Work request | Nothing in the listing should be dropped or altered when it is copied.

Information supplied |

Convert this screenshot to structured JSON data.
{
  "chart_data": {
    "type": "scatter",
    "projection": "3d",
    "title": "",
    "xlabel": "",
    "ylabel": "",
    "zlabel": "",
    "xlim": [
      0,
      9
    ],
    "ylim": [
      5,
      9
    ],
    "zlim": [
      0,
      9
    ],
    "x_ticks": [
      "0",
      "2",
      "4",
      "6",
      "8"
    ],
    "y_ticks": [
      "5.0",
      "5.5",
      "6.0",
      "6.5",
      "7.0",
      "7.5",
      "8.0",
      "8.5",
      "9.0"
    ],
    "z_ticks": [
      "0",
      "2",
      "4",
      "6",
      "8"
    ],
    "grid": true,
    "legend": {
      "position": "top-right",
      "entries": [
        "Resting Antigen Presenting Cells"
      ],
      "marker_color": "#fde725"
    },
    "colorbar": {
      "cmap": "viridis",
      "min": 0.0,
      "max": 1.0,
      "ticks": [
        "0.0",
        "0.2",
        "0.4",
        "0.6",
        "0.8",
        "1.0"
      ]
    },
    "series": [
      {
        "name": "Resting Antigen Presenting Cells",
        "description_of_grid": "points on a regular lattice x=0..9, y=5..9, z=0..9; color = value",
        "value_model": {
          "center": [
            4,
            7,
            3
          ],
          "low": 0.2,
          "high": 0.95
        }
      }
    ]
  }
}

Answer |
Convert this screenshot to structured JSON data.
{
  "chart_data": {
    "type": "scatter",
    "projection": "3d",
    "title": "",
    "xlabel": "",
    "ylabel": "",
    "zlabel": "",
    "xlim": [
      0,
      9
    ],
    "ylim": [
      5,
      9
    ],
    "zlim": [
      0,
      9
    ],
    "x_ticks": [
      "0",
      "2",
      "4",
      "6",
      "8"
    ],
    "y_ticks": [
      "5.0",
      "5.5",
      "6.0",
      "6.5",
      "7.0",
      "7.5",
      "8.0",
      "8.5",
      "9.0"
    ],
    "z_ticks": [
      "0",
      "2",
      "4",
      "6",
      "8"
    ],
    "grid": true,
    "legend": {
      "position": "top-right",
      "entries": [
        "Resting Antigen Presenting Cells"
      ],
      "marker_color": "#fde725"
    },
    "colorbar": {
      "cmap": "viridis",
      "min": 0.0,
      "max": 1.0,
      "ticks": [
        "0.0",
        "0.2",
        "0.4",
        "0.6",
        "0.8",
        "1.0"
      ]
    },
    "series": [
      {
        "name": "Resting Antigen Presenting Cells",
        "description_of_grid": "points on a regular lattice x=0..9, y=5..9, z=0..9; color = value",
        "value_model": {
          "center": [
            4,
            7,
            3
          ],
          "low": 0.2,
          "high": 0.95
        }
      }
    ]
  }
}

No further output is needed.